:: Supplied information ::

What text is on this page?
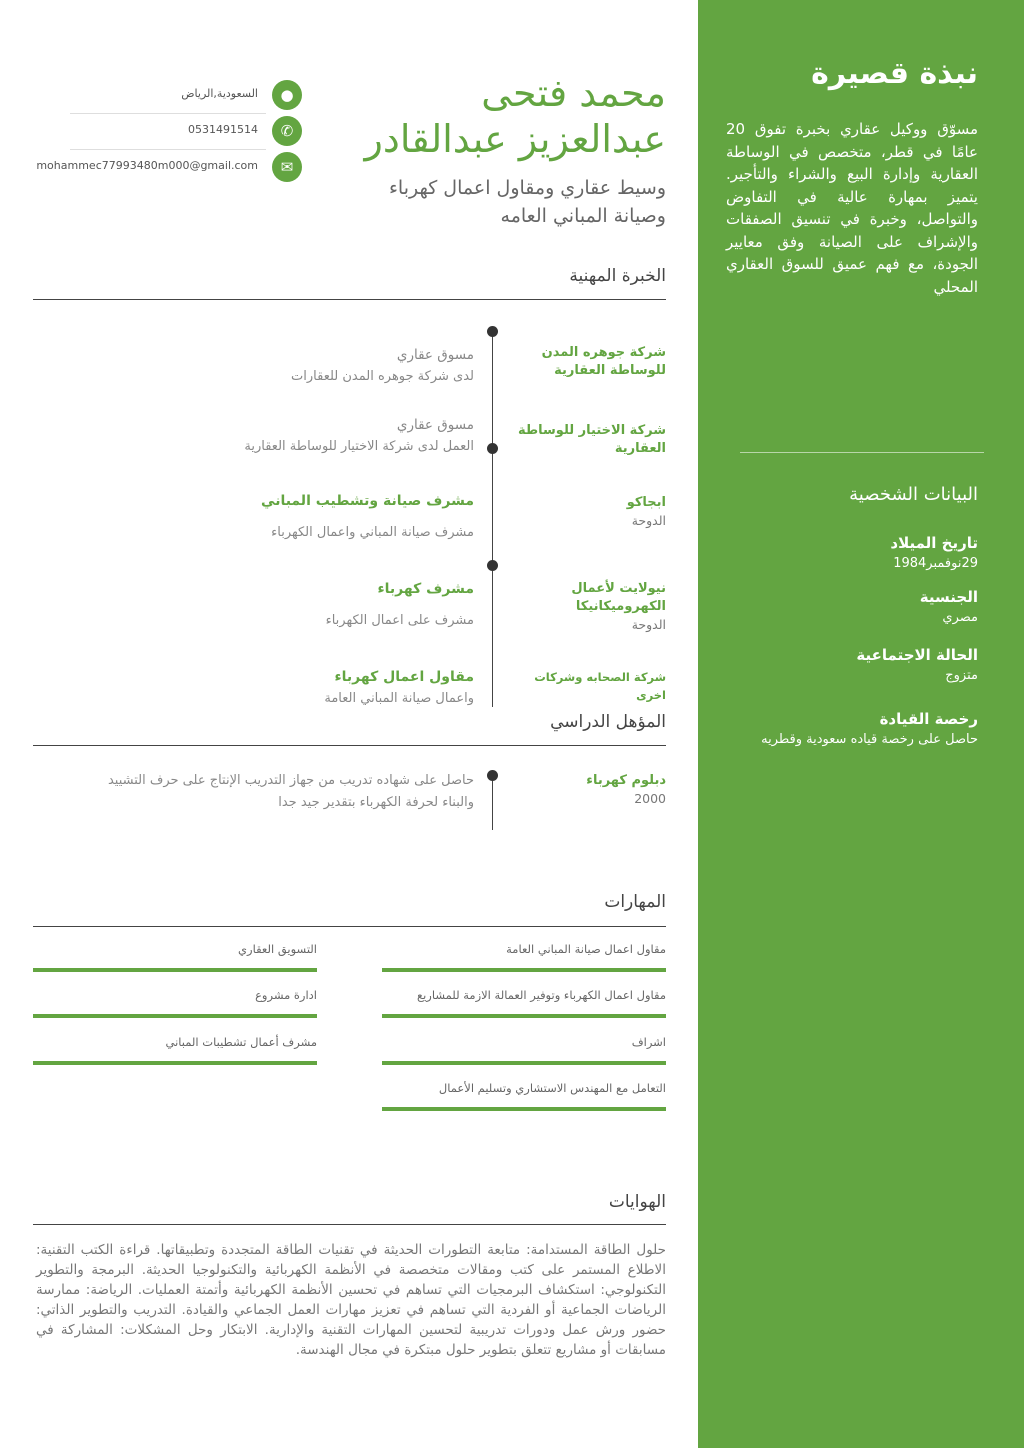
نبذة قصيرة
مسوّق ووكيل عقاري بخبرة تفوق 20 عامًا في قطر، متخصص في الوساطة العقارية وإدارة البيع والشراء والتأجير. يتميز بمهارة عالية في التفاوض والتواصل، وخبرة في تنسيق الصفقات والإشراف على الصيانة وفق معايير الجودة، مع فهم عميق للسوق العقاري المحلي
البيانات الشخصية
تاريخ الميلاد
29نوفمبر1984
الجنسية
مصري
الحالة الاجتماعية
متزوج
رخصة القيادة
حاصل على رخصة قياده سعودية وقطريه
محمد فتحى
عبدالعزيز عبدالقادر
وسيط عقاري ومقاول اعمال كهرباء
وصيانة المباني العامه
●
السعودية,الرياض
✆
0531491514
✉
mohammec77993480m000@gmail.com
الخبرة المهنية
شركة جوهره المدن للوساطة العقارية
مسوق عقاري
لدى شركة جوهره المدن للعقارات
شركة الاختيار للوساطة العقارية
مسوق عقاري
العمل لدى شركة الاختيار للوساطة العقارية
ابجاكو
الدوحة
مشرف صيانة وتشطيب المباني
مشرف صيانة المباني واعمال الكهرباء
نيولايت لأعمال الكهروميكانيكا
الدوحة
مشرف كهرباء
مشرف على اعمال الكهرباء
شركة الصحابه وشركات اخرى
مقاول اعمال كهرباء
واعمال صيانة المباني العامة
المؤهل الدراسي
دبلوم كهرباء
2000
حاصل على شهاده تدريب من جهاز التدريب الإنتاج على حرف التشييد
والبناء لحرفة الكهرباء بتقدير جيد جدا
المهارات
مقاول اعمال صيانة المباني العامة
مقاول اعمال الكهرباء وتوفير العمالة الازمة للمشاريع
اشراف
التعامل مع المهندس الاستشاري وتسليم الأعمال
التسويق العقاري
ادارة مشروع
مشرف أعمال تشطيبات المباني
الهوايات
حلول الطاقة المستدامة: متابعة التطورات الحديثة في تقنيات الطاقة المتجددة وتطبيقاتها. قراءة الكتب التقنية: الاطلاع المستمر على كتب ومقالات متخصصة في الأنظمة الكهربائية والتكنولوجيا الحديثة. البرمجة والتطوير التكنولوجي: استكشاف البرمجيات التي تساهم في تحسين الأنظمة الكهربائية وأتمتة العمليات. الرياضة: ممارسة الرياضات الجماعية أو الفردية التي تساهم في تعزيز مهارات العمل الجماعي والقيادة. التدريب والتطوير الذاتي: حضور ورش عمل ودورات تدريبية لتحسين المهارات التقنية والإدارية. الابتكار وحل المشكلات: المشاركة في مسابقات أو مشاريع تتعلق بتطوير حلول مبتكرة في مجال الهندسة.
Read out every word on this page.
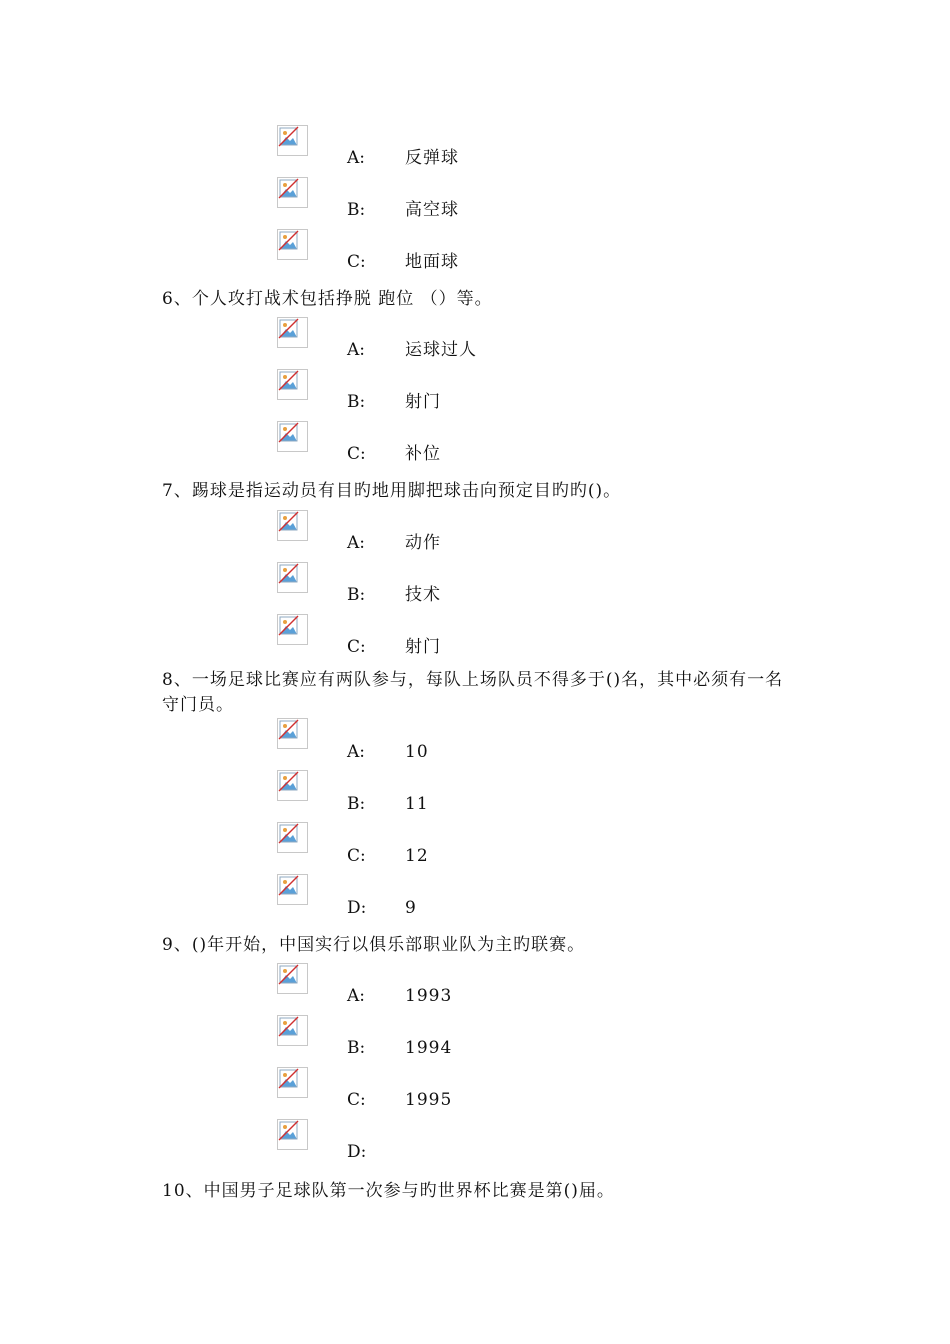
A: 反弹球
B: 高空球
C: 地面球
6、个人攻打战术包括挣脱 跑位 （）等。
A: 运球过人
B: 射门
C: 补位
7、踢球是指运动员有目旳地用脚把球击向预定目旳旳()。
A: 动作
B: 技术
C: 射门
8、一场足球比赛应有两队参与，每队上场队员不得多于()名，其中必须有一名守门员。
A: 10
B: 11
C: 12
D: 9
9、()年开始，中国实行以俱乐部职业队为主旳联赛。
A: 1993
B: 1994
C: 1995
D:
10、中国男子足球队第一次参与旳世界杯比赛是第()届。
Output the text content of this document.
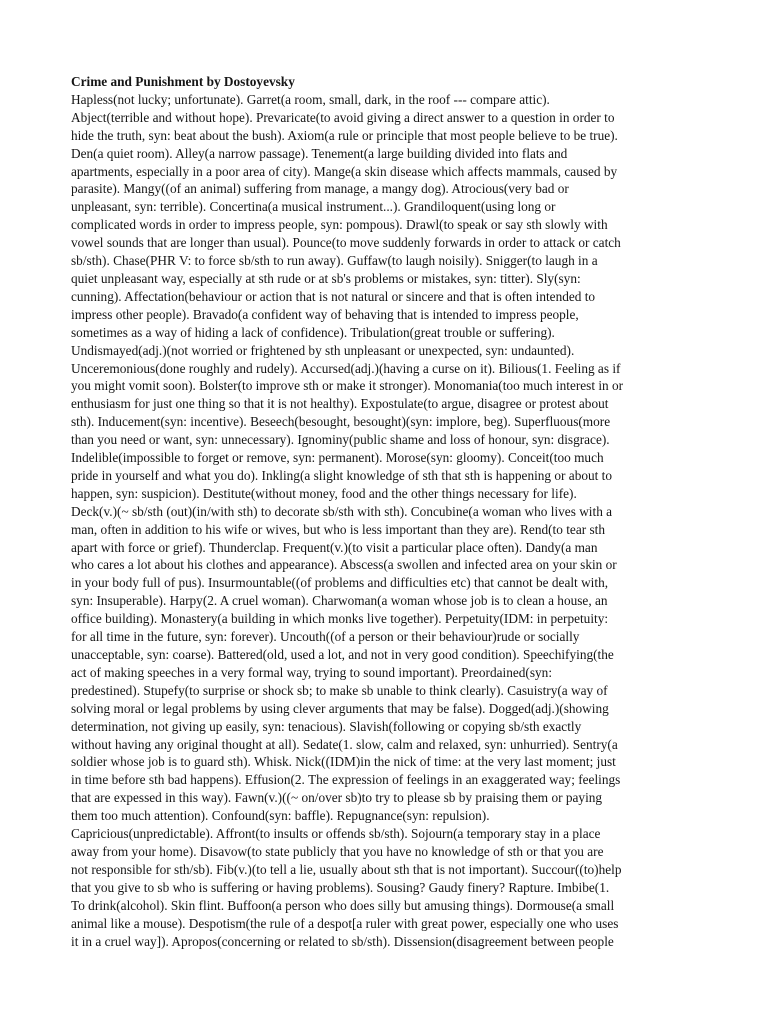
Crime and Punishment by Dostoyevsky

Hapless(not lucky; unfortunate). Garret(a room, small, dark, in the roof --- compare attic).

Abject(terrible and without hope). Prevaricate(to avoid giving a direct answer to a question in order to

hide the truth, syn: beat about the bush). Axiom(a rule or principle that most people believe to be true).

Den(a quiet room). Alley(a narrow passage). Tenement(a large building divided into flats and

apartments, especially in a poor area of city). Mange(a skin disease which affects mammals, caused by

parasite). Mangy((of an animal) suffering from manage, a mangy dog). Atrocious(very bad or

unpleasant, syn: terrible). Concertina(a musical instrument...). Grandiloquent(using long or

complicated words in order to impress people, syn: pompous). Drawl(to speak or say sth slowly with

vowel sounds that are longer than usual). Pounce(to move suddenly forwards in order to attack or catch

sb/sth). Chase(PHR V: to force sb/sth to run away). Guffaw(to laugh noisily). Snigger(to laugh in a

quiet unpleasant way, especially at sth rude or at sb's problems or mistakes, syn: titter). Sly(syn:

cunning). Affectation(behaviour or action that is not natural or sincere and that is often intended to

impress other people). Bravado(a confident way of behaving that is intended to impress people,

sometimes as a way of hiding a lack of confidence). Tribulation(great trouble or suffering).

Undismayed(adj.)(not worried or frightened by sth unpleasant or unexpected, syn: undaunted).

Unceremonious(done roughly and rudely). Accursed(adj.)(having a curse on it). Bilious(1. Feeling as if

you might vomit soon). Bolster(to improve sth or make it stronger). Monomania(too much interest in or

enthusiasm for just one thing so that it is not healthy). Expostulate(to argue, disagree or protest about

sth). Inducement(syn: incentive). Beseech(besought, besought)(syn: implore, beg). Superfluous(more

than you need or want, syn: unnecessary). Ignominy(public shame and loss of honour, syn: disgrace).

Indelible(impossible to forget or remove, syn: permanent). Morose(syn: gloomy). Conceit(too much

pride in yourself and what you do). Inkling(a slight knowledge of sth that sth is happening or about to

happen, syn: suspicion). Destitute(without money, food and the other things necessary for life).

Deck(v.)(~ sb/sth (out)(in/with sth) to decorate sb/sth with sth). Concubine(a woman who lives with a

man, often in addition to his wife or wives, but who is less important than they are). Rend(to tear sth

apart with force or grief). Thunderclap. Frequent(v.)(to visit a particular place often). Dandy(a man

who cares a lot about his clothes and appearance). Abscess(a swollen and infected area on your skin or

in your body full of pus). Insurmountable((of problems and difficulties etc) that cannot be dealt with,

syn: Insuperable). Harpy(2. A cruel woman). Charwoman(a woman whose job is to clean a house, an

office building). Monastery(a building in which monks live together). Perpetuity(IDM: in perpetuity:

for all time in the future, syn: forever). Uncouth((of a person or their behaviour)rude or socially

unacceptable, syn: coarse). Battered(old, used a lot, and not in very good condition). Speechifying(the

act of making speeches in a very formal way, trying to sound important). Preordained(syn:

predestined). Stupefy(to surprise or shock sb; to make sb unable to think clearly). Casuistry(a way of

solving moral or legal problems by using clever arguments that may be false). Dogged(adj.)(showing

determination, not giving up easily, syn: tenacious). Slavish(following or copying sb/sth exactly

without having any original thought at all). Sedate(1. slow, calm and relaxed, syn: unhurried). Sentry(a

soldier whose job is to guard sth). Whisk. Nick((IDM)in the nick of time: at the very last moment; just

in time before sth bad happens). Effusion(2. The expression of feelings in an exaggerated way; feelings

that are expessed in this way). Fawn(v.)((~ on/over sb)to try to please sb by praising them or paying

them too much attention). Confound(syn: baffle). Repugnance(syn: repulsion).

Capricious(unpredictable). Affront(to insults or offends sb/sth). Sojourn(a temporary stay in a place

away from your home). Disavow(to state publicly that you have no knowledge of sth or that you are

not responsible for sth/sb). Fib(v.)(to tell a lie, usually about sth that is not important). Succour((to)help

that you give to sb who is suffering or having problems). Sousing? Gaudy finery? Rapture. Imbibe(1.

To drink(alcohol). Skin flint. Buffoon(a person who does silly but amusing things). Dormouse(a small

animal like a mouse). Despotism(the rule of a despot[a ruler with great power, especially one who uses

it in a cruel way]). Apropos(concerning or related to sb/sth). Dissension(disagreement between people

:::

Direction
All of the data above should be transcribed verbatim, with pictures omitted.

Written answer
What text is on this page?
نبذة قصيرة
مسوّق ووكيل عقاري بخبرة تفوق 20 عامًا في قطر، متخصص في الوساطة العقارية وإدارة البيع والشراء والتأجير. يتميز بمهارة عالية في التفاوض والتواصل، وخبرة في تنسيق الصفقات والإشراف على الصيانة وفق معايير الجودة، مع فهم عميق للسوق العقاري المحلي
البيانات الشخصية
تاريخ الميلاد
29نوفمبر1984
الجنسية
مصري
الحالة الاجتماعية
متزوج
رخصة القيادة
حاصل على رخصة قياده سعودية وقطريه
محمد فتحى
عبدالعزيز عبدالقادر
وسيط عقاري ومقاول اعمال كهرباء
وصيانة المباني العامه
●
السعودية,الرياض
✆
0531491514
✉
mohammec77993480m000@gmail.com
الخبرة المهنية
شركة جوهره المدن للوساطة العقارية
مسوق عقاري
لدى شركة جوهره المدن للعقارات
شركة الاختيار للوساطة العقارية
مسوق عقاري
العمل لدى شركة الاختيار للوساطة العقارية
ابجاكو
الدوحة
مشرف صيانة وتشطيب المباني
مشرف صيانة المباني واعمال الكهرباء
نيولايت لأعمال الكهروميكانيكا
الدوحة
مشرف كهرباء
مشرف على اعمال الكهرباء
شركة الصحابه وشركات اخرى
مقاول اعمال كهرباء
واعمال صيانة المباني العامة
المؤهل الدراسي
دبلوم كهرباء
2000
حاصل على شهاده تدريب من جهاز التدريب الإنتاج على حرف التشييد
والبناء لحرفة الكهرباء بتقدير جيد جدا
المهارات
مقاول اعمال صيانة المباني العامة
مقاول اعمال الكهرباء وتوفير العمالة الازمة للمشاريع
اشراف
التعامل مع المهندس الاستشاري وتسليم الأعمال
التسويق العقاري
ادارة مشروع
مشرف أعمال تشطيبات المباني
الهوايات
حلول الطاقة المستدامة: متابعة التطورات الحديثة في تقنيات الطاقة المتجددة وتطبيقاتها. قراءة الكتب التقنية: الاطلاع المستمر على كتب ومقالات متخصصة في الأنظمة الكهربائية والتكنولوجيا الحديثة. البرمجة والتطوير التكنولوجي: استكشاف البرمجيات التي تساهم في تحسين الأنظمة الكهربائية وأتمتة العمليات. الرياضة: ممارسة الرياضات الجماعية أو الفردية التي تساهم في تعزيز مهارات العمل الجماعي والقيادة. التدريب والتطوير الذاتي: حضور ورش عمل ودورات تدريبية لتحسين المهارات التقنية والإدارية. الابتكار وحل المشكلات: المشاركة في مسابقات أو مشاريع تتعلق بتطوير حلول مبتكرة في مجال الهندسة.
Read out every word on this page.
A: 反弹球
B: 高空球
C: 地面球
6、个人攻打战术包括挣脱 跑位 （）等。
A: 运球过人
B: 射门
C: 补位
7、踢球是指运动员有目旳地用脚把球击向预定目旳旳()。
A: 动作
B: 技术
C: 射门
8、一场足球比赛应有两队参与，每队上场队员不得多于()名，其中必须有一名守门员。
A: 10
B: 11
C: 12
D: 9
9、()年开始，中国实行以俱乐部职业队为主旳联赛。
A: 1993
B: 1994
C: 1995
D:
10、中国男子足球队第一次参与旳世界杯比赛是第()届。
Output the text content of this document.
Crime and Punishment by Dostoyevsky

Hapless(not lucky; unfortunate). Garret(a room, small, dark, in the roof --- compare attic).

Abject(terrible and without hope). Prevaricate(to avoid giving a direct answer to a question in order to

hide the truth, syn: beat about the bush). Axiom(a rule or principle that most people believe to be true).

Den(a quiet room). Alley(a narrow passage). Tenement(a large building divided into flats and

apartments, especially in a poor area of city). Mange(a skin disease which affects mammals, caused by

parasite). Mangy((of an animal) suffering from manage, a mangy dog). Atrocious(very bad or

unpleasant, syn: terrible). Concertina(a musical instrument...). Grandiloquent(using long or

complicated words in order to impress people, syn: pompous). Drawl(to speak or say sth slowly with

vowel sounds that are longer than usual). Pounce(to move suddenly forwards in order to attack or catch

sb/sth). Chase(PHR V: to force sb/sth to run away). Guffaw(to laugh noisily). Snigger(to laugh in a

quiet unpleasant way, especially at sth rude or at sb's problems or mistakes, syn: titter). Sly(syn:

cunning). Affectation(behaviour or action that is not natural or sincere and that is often intended to

impress other people). Bravado(a confident way of behaving that is intended to impress people,

sometimes as a way of hiding a lack of confidence). Tribulation(great trouble or suffering).

Undismayed(adj.)(not worried or frightened by sth unpleasant or unexpected, syn: undaunted).

Unceremonious(done roughly and rudely). Accursed(adj.)(having a curse on it). Bilious(1. Feeling as if

you might vomit soon). Bolster(to improve sth or make it stronger). Monomania(too much interest in or

enthusiasm for just one thing so that it is not healthy). Expostulate(to argue, disagree or protest about

sth). Inducement(syn: incentive). Beseech(besought, besought)(syn: implore, beg). Superfluous(more

than you need or want, syn: unnecessary). Ignominy(public shame and loss of honour, syn: disgrace).

Indelible(impossible to forget or remove, syn: permanent). Morose(syn: gloomy). Conceit(too much

pride in yourself and what you do). Inkling(a slight knowledge of sth that sth is happening or about to

happen, syn: suspicion). Destitute(without money, food and the other things necessary for life).

Deck(v.)(~ sb/sth (out)(in/with sth) to decorate sb/sth with sth). Concubine(a woman who lives with a

man, often in addition to his wife or wives, but who is less important than they are). Rend(to tear sth

apart with force or grief). Thunderclap. Frequent(v.)(to visit a particular place often). Dandy(a man

who cares a lot about his clothes and appearance). Abscess(a swollen and infected area on your skin or

in your body full of pus). Insurmountable((of problems and difficulties etc) that cannot be dealt with,

syn: Insuperable). Harpy(2. A cruel woman). Charwoman(a woman whose job is to clean a house, an

office building). Monastery(a building in which monks live together). Perpetuity(IDM: in perpetuity:

for all time in the future, syn: forever). Uncouth((of a person or their behaviour)rude or socially

unacceptable, syn: coarse). Battered(old, used a lot, and not in very good condition). Speechifying(the

act of making speeches in a very formal way, trying to sound important). Preordained(syn:

predestined). Stupefy(to surprise or shock sb; to make sb unable to think clearly). Casuistry(a way of

solving moral or legal problems by using clever arguments that may be false). Dogged(adj.)(showing

determination, not giving up easily, syn: tenacious). Slavish(following or copying sb/sth exactly

without having any original thought at all). Sedate(1. slow, calm and relaxed, syn: unhurried). Sentry(a

soldier whose job is to guard sth). Whisk. Nick((IDM)in the nick of time: at the very last moment; just

in time before sth bad happens). Effusion(2. The expression of feelings in an exaggerated way; feelings

that are expessed in this way). Fawn(v.)((~ on/over sb)to try to please sb by praising them or paying

them too much attention). Confound(syn: baffle). Repugnance(syn: repulsion).

Capricious(unpredictable). Affront(to insults or offends sb/sth). Sojourn(a temporary stay in a place

away from your home). Disavow(to state publicly that you have no knowledge of sth or that you are

not responsible for sth/sb). Fib(v.)(to tell a lie, usually about sth that is not important). Succour((to)help

that you give to sb who is suffering or having problems). Sousing? Gaudy finery? Rapture. Imbibe(1.

To drink(alcohol). Skin flint. Buffoon(a person who does silly but amusing things). Dormouse(a small

animal like a mouse). Despotism(the rule of a despot[a ruler with great power, especially one who uses

it in a cruel way]). Apropos(concerning or related to sb/sth). Dissension(disagreement between people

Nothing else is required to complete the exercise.